SET TASK: Make an exact copy of the lines below.

INPUT:

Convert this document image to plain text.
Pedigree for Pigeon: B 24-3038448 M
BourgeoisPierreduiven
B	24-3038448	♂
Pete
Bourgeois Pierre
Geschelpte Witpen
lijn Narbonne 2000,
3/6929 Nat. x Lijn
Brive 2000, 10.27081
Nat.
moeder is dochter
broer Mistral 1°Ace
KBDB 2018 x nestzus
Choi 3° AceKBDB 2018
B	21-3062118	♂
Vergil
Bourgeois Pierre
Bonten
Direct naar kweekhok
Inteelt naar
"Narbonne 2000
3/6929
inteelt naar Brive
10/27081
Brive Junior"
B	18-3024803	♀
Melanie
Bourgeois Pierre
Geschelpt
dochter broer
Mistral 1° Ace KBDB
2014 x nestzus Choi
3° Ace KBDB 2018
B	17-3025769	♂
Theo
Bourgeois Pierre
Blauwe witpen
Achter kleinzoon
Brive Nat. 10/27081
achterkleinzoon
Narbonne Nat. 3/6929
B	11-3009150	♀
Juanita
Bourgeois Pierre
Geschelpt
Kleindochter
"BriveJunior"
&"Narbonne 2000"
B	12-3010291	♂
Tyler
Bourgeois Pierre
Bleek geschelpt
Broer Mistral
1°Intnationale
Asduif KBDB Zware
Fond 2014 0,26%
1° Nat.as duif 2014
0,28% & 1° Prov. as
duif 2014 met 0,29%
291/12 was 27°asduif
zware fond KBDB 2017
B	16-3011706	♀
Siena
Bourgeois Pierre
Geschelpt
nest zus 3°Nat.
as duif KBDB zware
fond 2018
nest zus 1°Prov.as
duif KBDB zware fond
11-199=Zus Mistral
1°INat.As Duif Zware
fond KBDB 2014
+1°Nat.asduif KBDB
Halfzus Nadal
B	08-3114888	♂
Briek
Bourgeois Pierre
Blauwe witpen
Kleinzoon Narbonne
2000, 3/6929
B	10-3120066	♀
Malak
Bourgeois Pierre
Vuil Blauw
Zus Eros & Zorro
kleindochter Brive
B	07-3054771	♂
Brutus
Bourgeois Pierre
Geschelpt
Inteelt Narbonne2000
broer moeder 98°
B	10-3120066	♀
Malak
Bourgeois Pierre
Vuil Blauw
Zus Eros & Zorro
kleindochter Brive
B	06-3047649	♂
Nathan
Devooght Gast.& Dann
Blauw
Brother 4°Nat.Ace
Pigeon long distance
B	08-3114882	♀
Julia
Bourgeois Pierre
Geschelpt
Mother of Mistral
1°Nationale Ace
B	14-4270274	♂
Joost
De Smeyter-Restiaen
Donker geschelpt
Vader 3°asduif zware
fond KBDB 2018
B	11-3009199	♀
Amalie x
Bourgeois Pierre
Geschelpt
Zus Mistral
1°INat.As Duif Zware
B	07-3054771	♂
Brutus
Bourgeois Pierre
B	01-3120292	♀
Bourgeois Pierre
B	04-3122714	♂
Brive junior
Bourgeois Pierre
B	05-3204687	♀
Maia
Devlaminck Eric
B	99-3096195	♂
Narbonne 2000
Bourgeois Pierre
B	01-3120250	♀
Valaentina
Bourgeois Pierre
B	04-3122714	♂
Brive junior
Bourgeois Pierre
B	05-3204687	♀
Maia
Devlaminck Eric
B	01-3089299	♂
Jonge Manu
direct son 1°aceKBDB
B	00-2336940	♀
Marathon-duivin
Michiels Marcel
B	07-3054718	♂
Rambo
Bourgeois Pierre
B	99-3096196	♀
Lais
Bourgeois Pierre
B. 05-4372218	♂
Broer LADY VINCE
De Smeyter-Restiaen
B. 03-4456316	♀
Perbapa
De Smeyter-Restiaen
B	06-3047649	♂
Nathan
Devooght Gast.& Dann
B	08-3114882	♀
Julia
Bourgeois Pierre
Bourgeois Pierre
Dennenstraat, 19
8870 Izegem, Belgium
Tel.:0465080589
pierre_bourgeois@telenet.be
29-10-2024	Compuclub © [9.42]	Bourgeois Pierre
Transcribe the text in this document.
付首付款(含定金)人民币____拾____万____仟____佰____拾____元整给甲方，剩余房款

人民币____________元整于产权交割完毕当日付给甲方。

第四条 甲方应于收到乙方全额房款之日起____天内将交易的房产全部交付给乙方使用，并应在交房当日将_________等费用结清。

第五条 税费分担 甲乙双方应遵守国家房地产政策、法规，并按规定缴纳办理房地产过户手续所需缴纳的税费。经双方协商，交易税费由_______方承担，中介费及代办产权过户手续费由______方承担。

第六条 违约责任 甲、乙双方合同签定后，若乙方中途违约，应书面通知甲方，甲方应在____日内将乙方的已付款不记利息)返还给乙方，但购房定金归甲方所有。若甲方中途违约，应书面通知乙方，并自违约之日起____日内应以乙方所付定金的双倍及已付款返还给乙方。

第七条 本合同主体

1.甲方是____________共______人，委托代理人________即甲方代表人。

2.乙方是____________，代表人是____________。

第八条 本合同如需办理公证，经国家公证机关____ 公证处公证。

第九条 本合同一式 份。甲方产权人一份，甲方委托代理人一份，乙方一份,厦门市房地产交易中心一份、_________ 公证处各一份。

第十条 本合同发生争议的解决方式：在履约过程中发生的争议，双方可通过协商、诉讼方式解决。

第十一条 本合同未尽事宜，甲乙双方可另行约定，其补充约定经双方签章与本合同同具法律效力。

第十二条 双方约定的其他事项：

FINAL RESULT:
Convert this document image to plain text.
Pedigree for Pigeon: B 24-3038448 M
BourgeoisPierreduiven
B	24-3038448	♂
Pete
Bourgeois Pierre
Geschelpte Witpen
lijn Narbonne 2000,
3/6929 Nat. x Lijn
Brive 2000, 10.27081
Nat.
moeder is dochter
broer Mistral 1°Ace
KBDB 2018 x nestzus
Choi 3° AceKBDB 2018
B	21-3062118	♂
Vergil
Bourgeois Pierre
Bonten
Direct naar kweekhok
Inteelt naar
"Narbonne 2000
3/6929
inteelt naar Brive
10/27081
Brive Junior"
B	18-3024803	♀
Melanie
Bourgeois Pierre
Geschelpt
dochter broer
Mistral 1° Ace KBDB
2014 x nestzus Choi
3° Ace KBDB 2018
B	17-3025769	♂
Theo
Bourgeois Pierre
Blauwe witpen
Achter kleinzoon
Brive Nat. 10/27081
achterkleinzoon
Narbonne Nat. 3/6929
B	11-3009150	♀
Juanita
Bourgeois Pierre
Geschelpt
Kleindochter
"BriveJunior"
&"Narbonne 2000"
B	12-3010291	♂
Tyler
Bourgeois Pierre
Bleek geschelpt
Broer Mistral
1°Intnationale
Asduif KBDB Zware
Fond 2014 0,26%
1° Nat.as duif 2014
0,28% & 1° Prov. as
duif 2014 met 0,29%
291/12 was 27°asduif
zware fond KBDB 2017
B	16-3011706	♀
Siena
Bourgeois Pierre
Geschelpt
nest zus 3°Nat.
as duif KBDB zware
fond 2018
nest zus 1°Prov.as
duif KBDB zware fond
11-199=Zus Mistral
1°INat.As Duif Zware
fond KBDB 2014
+1°Nat.asduif KBDB
Halfzus Nadal
B	08-3114888	♂
Briek
Bourgeois Pierre
Blauwe witpen
Kleinzoon Narbonne
2000, 3/6929
B	10-3120066	♀
Malak
Bourgeois Pierre
Vuil Blauw
Zus Eros & Zorro
kleindochter Brive
B	07-3054771	♂
Brutus
Bourgeois Pierre
Geschelpt
Inteelt Narbonne2000
broer moeder 98°
B	10-3120066	♀
Malak
Bourgeois Pierre
Vuil Blauw
Zus Eros & Zorro
kleindochter Brive
B	06-3047649	♂
Nathan
Devooght Gast.& Dann
Blauw
Brother 4°Nat.Ace
Pigeon long distance
B	08-3114882	♀
Julia
Bourgeois Pierre
Geschelpt
Mother of Mistral
1°Nationale Ace
B	14-4270274	♂
Joost
De Smeyter-Restiaen
Donker geschelpt
Vader 3°asduif zware
fond KBDB 2018
B	11-3009199	♀
Amalie x
Bourgeois Pierre
Geschelpt
Zus Mistral
1°INat.As Duif Zware
B	07-3054771	♂
Brutus
Bourgeois Pierre
B	01-3120292	♀
Bourgeois Pierre
B	04-3122714	♂
Brive junior
Bourgeois Pierre
B	05-3204687	♀
Maia
Devlaminck Eric
B	99-3096195	♂
Narbonne 2000
Bourgeois Pierre
B	01-3120250	♀
Valaentina
Bourgeois Pierre
B	04-3122714	♂
Brive junior
Bourgeois Pierre
B	05-3204687	♀
Maia
Devlaminck Eric
B	01-3089299	♂
Jonge Manu
direct son 1°aceKBDB
B	00-2336940	♀
Marathon-duivin
Michiels Marcel
B	07-3054718	♂
Rambo
Bourgeois Pierre
B	99-3096196	♀
Lais
Bourgeois Pierre
B. 05-4372218	♂
Broer LADY VINCE
De Smeyter-Restiaen
B. 03-4456316	♀
Perbapa
De Smeyter-Restiaen
B	06-3047649	♂
Nathan
Devooght Gast.& Dann
B	08-3114882	♀
Julia
Bourgeois Pierre
Bourgeois Pierre
Dennenstraat, 19
8870 Izegem, Belgium
Tel.:0465080589
pierre_bourgeois@telenet.be
29-10-2024	Compuclub © [9.42]	Bourgeois Pierre
Transcribe the text in this document.
付首付款(含定金)人民币____拾____万____仟____佰____拾____元整给甲方，剩余房款

人民币____________元整于产权交割完毕当日付给甲方。

第四条 甲方应于收到乙方全额房款之日起____天内将交易的房产全部交付给乙方使用，并应在交房当日将_________等费用结清。

第五条 税费分担 甲乙双方应遵守国家房地产政策、法规，并按规定缴纳办理房地产过户手续所需缴纳的税费。经双方协商，交易税费由_______方承担，中介费及代办产权过户手续费由______方承担。

第六条 违约责任 甲、乙双方合同签定后，若乙方中途违约，应书面通知甲方，甲方应在____日内将乙方的已付款不记利息)返还给乙方，但购房定金归甲方所有。若甲方中途违约，应书面通知乙方，并自违约之日起____日内应以乙方所付定金的双倍及已付款返还给乙方。

第七条 本合同主体

1.甲方是____________共______人，委托代理人________即甲方代表人。

2.乙方是____________，代表人是____________。

第八条 本合同如需办理公证，经国家公证机关____ 公证处公证。

第九条 本合同一式 份。甲方产权人一份，甲方委托代理人一份，乙方一份,厦门市房地产交易中心一份、_________ 公证处各一份。

第十条 本合同发生争议的解决方式：在履约过程中发生的争议，双方可通过协商、诉讼方式解决。

第十一条 本合同未尽事宜，甲乙双方可另行约定，其补充约定经双方签章与本合同同具法律效力。

第十二条 双方约定的其他事项：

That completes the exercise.